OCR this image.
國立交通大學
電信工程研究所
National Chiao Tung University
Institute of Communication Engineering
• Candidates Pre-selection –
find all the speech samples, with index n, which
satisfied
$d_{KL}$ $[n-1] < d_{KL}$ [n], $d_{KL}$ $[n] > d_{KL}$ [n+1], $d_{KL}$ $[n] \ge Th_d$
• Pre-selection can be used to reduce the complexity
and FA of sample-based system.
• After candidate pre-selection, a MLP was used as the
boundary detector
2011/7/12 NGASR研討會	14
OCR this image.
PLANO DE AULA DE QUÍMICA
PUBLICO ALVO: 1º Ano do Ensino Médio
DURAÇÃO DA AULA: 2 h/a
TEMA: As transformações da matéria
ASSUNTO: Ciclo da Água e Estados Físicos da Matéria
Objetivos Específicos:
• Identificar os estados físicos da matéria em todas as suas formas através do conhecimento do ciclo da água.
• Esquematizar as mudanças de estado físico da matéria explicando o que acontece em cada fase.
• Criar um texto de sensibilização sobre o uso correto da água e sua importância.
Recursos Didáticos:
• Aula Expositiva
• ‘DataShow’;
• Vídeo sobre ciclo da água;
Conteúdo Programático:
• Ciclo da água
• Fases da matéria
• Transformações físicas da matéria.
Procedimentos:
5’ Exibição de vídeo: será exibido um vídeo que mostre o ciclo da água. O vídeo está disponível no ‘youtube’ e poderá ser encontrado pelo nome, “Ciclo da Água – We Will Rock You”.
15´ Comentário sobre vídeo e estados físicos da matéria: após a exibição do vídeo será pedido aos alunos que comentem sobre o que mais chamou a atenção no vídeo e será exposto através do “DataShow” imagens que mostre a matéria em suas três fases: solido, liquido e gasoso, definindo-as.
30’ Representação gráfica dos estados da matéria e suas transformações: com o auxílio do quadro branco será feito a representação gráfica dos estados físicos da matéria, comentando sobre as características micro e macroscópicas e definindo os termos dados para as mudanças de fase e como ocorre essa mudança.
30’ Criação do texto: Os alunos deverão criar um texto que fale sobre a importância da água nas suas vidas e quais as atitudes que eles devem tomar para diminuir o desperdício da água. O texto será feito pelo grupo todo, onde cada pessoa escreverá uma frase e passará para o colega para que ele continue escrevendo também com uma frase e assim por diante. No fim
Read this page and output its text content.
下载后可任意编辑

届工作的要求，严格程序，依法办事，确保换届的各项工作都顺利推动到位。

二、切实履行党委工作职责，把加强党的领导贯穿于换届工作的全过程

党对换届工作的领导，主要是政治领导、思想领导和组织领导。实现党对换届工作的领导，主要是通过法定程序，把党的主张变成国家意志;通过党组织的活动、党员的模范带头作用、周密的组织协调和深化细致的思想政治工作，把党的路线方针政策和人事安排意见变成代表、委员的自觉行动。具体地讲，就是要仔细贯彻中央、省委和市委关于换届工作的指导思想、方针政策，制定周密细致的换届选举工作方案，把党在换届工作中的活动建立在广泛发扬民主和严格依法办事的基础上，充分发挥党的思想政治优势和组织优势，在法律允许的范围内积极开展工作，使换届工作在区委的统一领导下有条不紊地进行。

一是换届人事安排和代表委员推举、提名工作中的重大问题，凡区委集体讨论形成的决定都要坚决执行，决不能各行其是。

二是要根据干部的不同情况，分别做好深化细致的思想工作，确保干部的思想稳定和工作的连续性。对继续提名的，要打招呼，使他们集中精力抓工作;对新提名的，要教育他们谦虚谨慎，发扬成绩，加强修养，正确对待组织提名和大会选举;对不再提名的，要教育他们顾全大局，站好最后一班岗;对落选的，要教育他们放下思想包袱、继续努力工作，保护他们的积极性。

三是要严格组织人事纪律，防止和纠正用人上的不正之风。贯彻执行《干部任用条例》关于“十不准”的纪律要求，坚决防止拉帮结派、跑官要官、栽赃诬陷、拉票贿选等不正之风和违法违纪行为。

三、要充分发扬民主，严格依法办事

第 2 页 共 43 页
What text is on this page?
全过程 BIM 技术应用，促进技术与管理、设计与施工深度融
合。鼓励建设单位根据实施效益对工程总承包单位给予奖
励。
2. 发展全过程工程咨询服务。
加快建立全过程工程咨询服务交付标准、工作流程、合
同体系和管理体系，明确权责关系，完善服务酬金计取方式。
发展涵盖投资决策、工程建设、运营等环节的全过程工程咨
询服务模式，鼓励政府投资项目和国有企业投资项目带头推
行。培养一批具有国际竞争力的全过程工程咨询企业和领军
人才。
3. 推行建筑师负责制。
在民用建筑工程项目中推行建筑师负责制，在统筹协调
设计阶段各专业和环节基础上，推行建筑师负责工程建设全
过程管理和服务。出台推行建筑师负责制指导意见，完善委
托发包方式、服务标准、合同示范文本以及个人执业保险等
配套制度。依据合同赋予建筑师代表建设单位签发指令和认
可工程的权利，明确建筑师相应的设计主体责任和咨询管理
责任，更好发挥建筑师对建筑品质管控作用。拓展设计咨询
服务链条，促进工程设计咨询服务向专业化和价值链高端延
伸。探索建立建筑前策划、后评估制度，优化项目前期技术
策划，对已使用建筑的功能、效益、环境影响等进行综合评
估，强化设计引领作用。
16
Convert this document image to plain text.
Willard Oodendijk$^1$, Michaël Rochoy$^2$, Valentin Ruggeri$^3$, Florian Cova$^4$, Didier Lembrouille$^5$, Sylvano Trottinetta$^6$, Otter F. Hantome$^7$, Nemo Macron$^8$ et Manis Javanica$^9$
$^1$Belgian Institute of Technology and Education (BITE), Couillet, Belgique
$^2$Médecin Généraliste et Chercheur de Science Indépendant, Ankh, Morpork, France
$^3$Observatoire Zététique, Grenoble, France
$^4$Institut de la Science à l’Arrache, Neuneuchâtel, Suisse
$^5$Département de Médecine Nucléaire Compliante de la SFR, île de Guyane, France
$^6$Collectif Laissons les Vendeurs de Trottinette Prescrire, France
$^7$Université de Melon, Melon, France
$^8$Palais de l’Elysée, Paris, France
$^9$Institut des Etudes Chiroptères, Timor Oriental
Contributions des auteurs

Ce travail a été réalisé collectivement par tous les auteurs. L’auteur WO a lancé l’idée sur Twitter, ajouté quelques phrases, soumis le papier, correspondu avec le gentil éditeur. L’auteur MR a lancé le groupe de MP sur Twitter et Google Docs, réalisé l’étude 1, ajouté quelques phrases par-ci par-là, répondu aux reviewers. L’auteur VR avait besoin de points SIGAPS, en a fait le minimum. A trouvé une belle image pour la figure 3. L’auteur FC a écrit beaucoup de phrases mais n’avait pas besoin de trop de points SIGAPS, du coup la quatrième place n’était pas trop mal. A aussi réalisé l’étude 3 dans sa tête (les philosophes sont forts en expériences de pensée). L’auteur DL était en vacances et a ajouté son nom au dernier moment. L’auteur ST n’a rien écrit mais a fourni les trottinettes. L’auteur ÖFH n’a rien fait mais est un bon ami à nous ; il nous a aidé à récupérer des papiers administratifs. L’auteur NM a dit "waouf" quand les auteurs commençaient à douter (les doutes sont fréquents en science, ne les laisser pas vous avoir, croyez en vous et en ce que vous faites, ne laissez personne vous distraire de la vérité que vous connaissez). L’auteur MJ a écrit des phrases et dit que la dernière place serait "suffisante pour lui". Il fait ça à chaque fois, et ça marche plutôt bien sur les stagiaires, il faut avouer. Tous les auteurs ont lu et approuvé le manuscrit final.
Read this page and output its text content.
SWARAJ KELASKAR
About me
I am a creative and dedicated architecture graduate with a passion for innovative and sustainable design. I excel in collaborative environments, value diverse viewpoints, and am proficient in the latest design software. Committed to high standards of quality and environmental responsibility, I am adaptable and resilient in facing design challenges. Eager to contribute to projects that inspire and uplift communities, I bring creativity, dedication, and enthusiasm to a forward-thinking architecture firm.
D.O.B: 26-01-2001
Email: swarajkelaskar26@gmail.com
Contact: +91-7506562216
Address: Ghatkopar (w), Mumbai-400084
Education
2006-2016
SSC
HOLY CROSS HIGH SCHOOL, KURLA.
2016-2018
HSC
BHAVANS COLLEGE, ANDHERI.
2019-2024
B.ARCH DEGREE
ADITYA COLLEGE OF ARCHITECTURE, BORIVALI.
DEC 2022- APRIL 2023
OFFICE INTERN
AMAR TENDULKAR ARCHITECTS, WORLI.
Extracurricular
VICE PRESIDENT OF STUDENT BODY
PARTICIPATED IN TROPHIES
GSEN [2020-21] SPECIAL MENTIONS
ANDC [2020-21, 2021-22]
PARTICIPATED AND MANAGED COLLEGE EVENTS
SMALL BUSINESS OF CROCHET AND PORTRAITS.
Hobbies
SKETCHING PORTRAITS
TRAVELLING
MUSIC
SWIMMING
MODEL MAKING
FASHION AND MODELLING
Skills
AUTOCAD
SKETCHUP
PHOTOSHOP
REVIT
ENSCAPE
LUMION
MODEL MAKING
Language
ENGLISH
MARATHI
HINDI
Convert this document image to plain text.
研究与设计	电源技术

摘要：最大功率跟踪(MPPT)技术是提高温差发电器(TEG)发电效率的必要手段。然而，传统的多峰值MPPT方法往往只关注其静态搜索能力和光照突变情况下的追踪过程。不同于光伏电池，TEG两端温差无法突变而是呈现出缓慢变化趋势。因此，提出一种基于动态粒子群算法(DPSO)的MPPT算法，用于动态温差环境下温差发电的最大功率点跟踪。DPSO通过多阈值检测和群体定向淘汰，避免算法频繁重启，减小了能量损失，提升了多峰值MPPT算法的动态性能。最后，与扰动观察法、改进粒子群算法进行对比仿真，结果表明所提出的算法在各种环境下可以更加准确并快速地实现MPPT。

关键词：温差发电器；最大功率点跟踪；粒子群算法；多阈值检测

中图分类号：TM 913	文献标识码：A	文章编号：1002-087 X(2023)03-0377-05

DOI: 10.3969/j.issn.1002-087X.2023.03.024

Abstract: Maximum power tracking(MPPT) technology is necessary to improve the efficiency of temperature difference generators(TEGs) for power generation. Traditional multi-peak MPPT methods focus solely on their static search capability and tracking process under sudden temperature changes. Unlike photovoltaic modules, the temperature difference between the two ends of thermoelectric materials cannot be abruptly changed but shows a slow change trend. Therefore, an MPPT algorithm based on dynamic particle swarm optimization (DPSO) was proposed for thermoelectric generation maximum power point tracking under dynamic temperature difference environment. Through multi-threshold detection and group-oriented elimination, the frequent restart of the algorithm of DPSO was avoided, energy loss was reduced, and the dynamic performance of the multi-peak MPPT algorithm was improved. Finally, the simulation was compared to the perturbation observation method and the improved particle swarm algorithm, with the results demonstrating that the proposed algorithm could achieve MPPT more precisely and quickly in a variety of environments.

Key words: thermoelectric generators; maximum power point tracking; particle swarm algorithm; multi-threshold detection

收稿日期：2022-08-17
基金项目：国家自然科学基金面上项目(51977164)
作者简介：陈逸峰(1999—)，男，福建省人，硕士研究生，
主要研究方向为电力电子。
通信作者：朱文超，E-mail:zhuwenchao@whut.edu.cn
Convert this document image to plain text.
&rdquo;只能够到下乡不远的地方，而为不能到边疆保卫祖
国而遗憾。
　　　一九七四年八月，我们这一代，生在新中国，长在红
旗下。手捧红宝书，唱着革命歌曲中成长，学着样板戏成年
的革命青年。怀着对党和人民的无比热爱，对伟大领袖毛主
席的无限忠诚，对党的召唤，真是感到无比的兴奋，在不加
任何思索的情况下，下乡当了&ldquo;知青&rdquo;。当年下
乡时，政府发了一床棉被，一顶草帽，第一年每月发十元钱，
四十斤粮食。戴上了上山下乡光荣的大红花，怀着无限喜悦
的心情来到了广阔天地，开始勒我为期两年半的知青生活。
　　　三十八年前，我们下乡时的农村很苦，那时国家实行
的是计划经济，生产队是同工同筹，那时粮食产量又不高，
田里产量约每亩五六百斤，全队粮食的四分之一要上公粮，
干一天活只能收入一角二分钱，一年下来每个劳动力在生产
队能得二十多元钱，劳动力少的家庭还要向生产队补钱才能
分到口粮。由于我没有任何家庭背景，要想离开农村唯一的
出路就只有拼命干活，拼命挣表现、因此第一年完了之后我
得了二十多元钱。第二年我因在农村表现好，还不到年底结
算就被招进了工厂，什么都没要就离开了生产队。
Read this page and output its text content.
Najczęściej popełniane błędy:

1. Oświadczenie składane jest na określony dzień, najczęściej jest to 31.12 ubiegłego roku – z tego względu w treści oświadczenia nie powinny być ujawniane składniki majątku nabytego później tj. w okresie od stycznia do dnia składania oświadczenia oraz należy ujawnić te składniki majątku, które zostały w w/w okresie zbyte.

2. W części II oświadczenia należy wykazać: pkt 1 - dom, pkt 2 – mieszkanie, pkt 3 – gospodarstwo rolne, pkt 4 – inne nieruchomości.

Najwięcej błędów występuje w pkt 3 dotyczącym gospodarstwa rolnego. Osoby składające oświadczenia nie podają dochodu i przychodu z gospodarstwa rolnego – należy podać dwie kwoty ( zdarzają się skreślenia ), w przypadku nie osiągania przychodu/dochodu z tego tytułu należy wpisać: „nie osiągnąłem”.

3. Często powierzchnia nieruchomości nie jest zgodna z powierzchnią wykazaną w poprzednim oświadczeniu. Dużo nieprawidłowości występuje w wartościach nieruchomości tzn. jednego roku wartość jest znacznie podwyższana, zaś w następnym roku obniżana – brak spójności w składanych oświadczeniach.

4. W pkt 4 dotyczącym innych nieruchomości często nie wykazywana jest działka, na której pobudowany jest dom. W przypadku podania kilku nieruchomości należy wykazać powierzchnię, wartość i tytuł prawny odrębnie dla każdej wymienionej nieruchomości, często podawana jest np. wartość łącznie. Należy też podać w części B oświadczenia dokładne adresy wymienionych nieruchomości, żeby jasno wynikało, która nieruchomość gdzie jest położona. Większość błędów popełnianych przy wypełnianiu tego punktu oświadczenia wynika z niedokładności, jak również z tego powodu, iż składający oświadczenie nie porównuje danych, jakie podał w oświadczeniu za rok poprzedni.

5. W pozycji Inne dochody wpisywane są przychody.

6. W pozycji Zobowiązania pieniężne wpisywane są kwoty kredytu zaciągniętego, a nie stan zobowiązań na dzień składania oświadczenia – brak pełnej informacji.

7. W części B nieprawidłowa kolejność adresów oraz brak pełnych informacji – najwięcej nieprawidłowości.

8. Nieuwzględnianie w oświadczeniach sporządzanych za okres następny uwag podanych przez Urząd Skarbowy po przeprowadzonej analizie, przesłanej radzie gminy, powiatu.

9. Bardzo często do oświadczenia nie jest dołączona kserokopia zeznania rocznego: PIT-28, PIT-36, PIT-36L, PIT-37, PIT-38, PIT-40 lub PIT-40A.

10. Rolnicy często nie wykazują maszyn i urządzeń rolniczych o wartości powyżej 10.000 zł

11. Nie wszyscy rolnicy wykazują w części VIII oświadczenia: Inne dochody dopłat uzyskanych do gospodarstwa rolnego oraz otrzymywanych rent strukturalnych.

§ INSTRUCTION:
Look through the material above and pick out each line holding the word "PARTICIPATED".

§ SOLUTION FOR THIS PROBLEM:
PARTICIPATED IN TROPHIES
PARTICIPATED AND MANAGED COLLEGE EVENTS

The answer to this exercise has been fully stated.